SHORT EXERCISE: Reproduce all of the material exactly as shown.

-- Start of INFORMATION GIVEN --

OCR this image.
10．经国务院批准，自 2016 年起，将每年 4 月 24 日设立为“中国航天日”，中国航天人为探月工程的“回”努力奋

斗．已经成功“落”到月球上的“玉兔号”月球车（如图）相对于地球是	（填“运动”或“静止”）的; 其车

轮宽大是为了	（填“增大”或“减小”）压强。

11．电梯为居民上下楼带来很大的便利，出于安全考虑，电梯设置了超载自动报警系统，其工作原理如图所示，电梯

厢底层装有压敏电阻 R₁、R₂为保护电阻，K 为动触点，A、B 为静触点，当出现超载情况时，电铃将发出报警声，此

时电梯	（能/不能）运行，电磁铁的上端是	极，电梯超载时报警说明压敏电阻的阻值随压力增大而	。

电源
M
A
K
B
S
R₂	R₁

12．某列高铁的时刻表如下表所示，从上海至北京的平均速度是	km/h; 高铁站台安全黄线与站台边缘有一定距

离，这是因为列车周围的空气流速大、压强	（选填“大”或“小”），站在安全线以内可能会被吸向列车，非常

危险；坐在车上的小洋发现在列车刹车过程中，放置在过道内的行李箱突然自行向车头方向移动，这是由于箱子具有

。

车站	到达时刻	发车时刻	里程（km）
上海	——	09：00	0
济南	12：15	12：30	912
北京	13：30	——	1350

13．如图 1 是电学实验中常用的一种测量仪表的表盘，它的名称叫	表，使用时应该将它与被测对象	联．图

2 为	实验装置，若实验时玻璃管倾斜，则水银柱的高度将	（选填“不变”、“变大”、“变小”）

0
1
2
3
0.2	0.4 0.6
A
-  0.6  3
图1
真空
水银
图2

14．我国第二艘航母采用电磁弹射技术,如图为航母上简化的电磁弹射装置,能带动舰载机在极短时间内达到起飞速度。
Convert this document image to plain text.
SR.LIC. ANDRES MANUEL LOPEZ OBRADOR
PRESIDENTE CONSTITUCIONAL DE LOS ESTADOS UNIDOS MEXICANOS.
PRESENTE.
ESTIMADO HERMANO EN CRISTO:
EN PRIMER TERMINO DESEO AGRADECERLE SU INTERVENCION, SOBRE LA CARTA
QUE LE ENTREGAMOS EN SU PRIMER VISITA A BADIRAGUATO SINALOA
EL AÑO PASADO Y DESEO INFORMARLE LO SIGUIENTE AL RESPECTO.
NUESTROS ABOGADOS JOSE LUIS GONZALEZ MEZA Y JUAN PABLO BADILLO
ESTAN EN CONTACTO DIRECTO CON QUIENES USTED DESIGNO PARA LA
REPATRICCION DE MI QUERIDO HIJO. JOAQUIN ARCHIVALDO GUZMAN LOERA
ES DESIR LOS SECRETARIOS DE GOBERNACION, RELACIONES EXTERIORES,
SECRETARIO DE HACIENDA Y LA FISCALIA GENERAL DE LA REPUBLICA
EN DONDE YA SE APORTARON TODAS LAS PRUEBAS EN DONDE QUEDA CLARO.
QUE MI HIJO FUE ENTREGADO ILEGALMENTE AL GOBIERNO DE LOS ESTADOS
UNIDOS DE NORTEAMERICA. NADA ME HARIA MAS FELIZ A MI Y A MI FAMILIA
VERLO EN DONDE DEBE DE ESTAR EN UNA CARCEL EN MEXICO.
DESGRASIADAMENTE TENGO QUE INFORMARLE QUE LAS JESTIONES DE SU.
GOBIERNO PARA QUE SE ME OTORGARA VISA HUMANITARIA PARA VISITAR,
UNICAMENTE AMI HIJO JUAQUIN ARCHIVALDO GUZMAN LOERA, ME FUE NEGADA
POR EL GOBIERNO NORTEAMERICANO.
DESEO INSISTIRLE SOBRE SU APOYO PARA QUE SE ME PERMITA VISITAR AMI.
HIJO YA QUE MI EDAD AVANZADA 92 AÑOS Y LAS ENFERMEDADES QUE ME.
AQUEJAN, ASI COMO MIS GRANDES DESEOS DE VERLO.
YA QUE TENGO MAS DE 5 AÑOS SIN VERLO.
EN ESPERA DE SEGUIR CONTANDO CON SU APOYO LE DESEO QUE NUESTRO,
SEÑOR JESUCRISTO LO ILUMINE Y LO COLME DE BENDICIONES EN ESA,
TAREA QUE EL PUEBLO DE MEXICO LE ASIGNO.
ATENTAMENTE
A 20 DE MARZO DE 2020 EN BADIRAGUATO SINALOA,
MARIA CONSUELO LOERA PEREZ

-- End of INFORMATION GIVEN --

ANSWER BELOW:
OCR this image.
10．经国务院批准，自 2016 年起，将每年 4 月 24 日设立为“中国航天日”，中国航天人为探月工程的“回”努力奋

斗．已经成功“落”到月球上的“玉兔号”月球车（如图）相对于地球是	（填“运动”或“静止”）的; 其车

轮宽大是为了	（填“增大”或“减小”）压强。

11．电梯为居民上下楼带来很大的便利，出于安全考虑，电梯设置了超载自动报警系统，其工作原理如图所示，电梯

厢底层装有压敏电阻 R₁、R₂为保护电阻，K 为动触点，A、B 为静触点，当出现超载情况时，电铃将发出报警声，此

时电梯	（能/不能）运行，电磁铁的上端是	极，电梯超载时报警说明压敏电阻的阻值随压力增大而	。

电源
M
A
K
B
S
R₂	R₁

12．某列高铁的时刻表如下表所示，从上海至北京的平均速度是	km/h; 高铁站台安全黄线与站台边缘有一定距

离，这是因为列车周围的空气流速大、压强	（选填“大”或“小”），站在安全线以内可能会被吸向列车，非常

危险；坐在车上的小洋发现在列车刹车过程中，放置在过道内的行李箱突然自行向车头方向移动，这是由于箱子具有

。

车站	到达时刻	发车时刻	里程（km）
上海	——	09：00	0
济南	12：15	12：30	912
北京	13：30	——	1350

13．如图 1 是电学实验中常用的一种测量仪表的表盘，它的名称叫	表，使用时应该将它与被测对象	联．图

2 为	实验装置，若实验时玻璃管倾斜，则水银柱的高度将	（选填“不变”、“变大”、“变小”）

0
1
2
3
0.2	0.4 0.6
A
-  0.6  3
图1
真空
水银
图2

14．我国第二艘航母采用电磁弹射技术,如图为航母上简化的电磁弹射装置,能带动舰载机在极短时间内达到起飞速度。
Convert this document image to plain text.
SR.LIC. ANDRES MANUEL LOPEZ OBRADOR
PRESIDENTE CONSTITUCIONAL DE LOS ESTADOS UNIDOS MEXICANOS.
PRESENTE.
ESTIMADO HERMANO EN CRISTO:
EN PRIMER TERMINO DESEO AGRADECERLE SU INTERVENCION, SOBRE LA CARTA
QUE LE ENTREGAMOS EN SU PRIMER VISITA A BADIRAGUATO SINALOA
EL AÑO PASADO Y DESEO INFORMARLE LO SIGUIENTE AL RESPECTO.
NUESTROS ABOGADOS JOSE LUIS GONZALEZ MEZA Y JUAN PABLO BADILLO
ESTAN EN CONTACTO DIRECTO CON QUIENES USTED DESIGNO PARA LA
REPATRICCION DE MI QUERIDO HIJO. JOAQUIN ARCHIVALDO GUZMAN LOERA
ES DESIR LOS SECRETARIOS DE GOBERNACION, RELACIONES EXTERIORES,
SECRETARIO DE HACIENDA Y LA FISCALIA GENERAL DE LA REPUBLICA
EN DONDE YA SE APORTARON TODAS LAS PRUEBAS EN DONDE QUEDA CLARO.
QUE MI HIJO FUE ENTREGADO ILEGALMENTE AL GOBIERNO DE LOS ESTADOS
UNIDOS DE NORTEAMERICA. NADA ME HARIA MAS FELIZ A MI Y A MI FAMILIA
VERLO EN DONDE DEBE DE ESTAR EN UNA CARCEL EN MEXICO.
DESGRASIADAMENTE TENGO QUE INFORMARLE QUE LAS JESTIONES DE SU.
GOBIERNO PARA QUE SE ME OTORGARA VISA HUMANITARIA PARA VISITAR,
UNICAMENTE AMI HIJO JUAQUIN ARCHIVALDO GUZMAN LOERA, ME FUE NEGADA
POR EL GOBIERNO NORTEAMERICANO.
DESEO INSISTIRLE SOBRE SU APOYO PARA QUE SE ME PERMITA VISITAR AMI.
HIJO YA QUE MI EDAD AVANZADA 92 AÑOS Y LAS ENFERMEDADES QUE ME.
AQUEJAN, ASI COMO MIS GRANDES DESEOS DE VERLO.
YA QUE TENGO MAS DE 5 AÑOS SIN VERLO.
EN ESPERA DE SEGUIR CONTANDO CON SU APOYO LE DESEO QUE NUESTRO,
SEÑOR JESUCRISTO LO ILUMINE Y LO COLME DE BENDICIONES EN ESA,
TAREA QUE EL PUEBLO DE MEXICO LE ASIGNO.
ATENTAMENTE
A 20 DE MARZO DE 2020 EN BADIRAGUATO SINALOA,
MARIA CONSUELO LOERA PEREZ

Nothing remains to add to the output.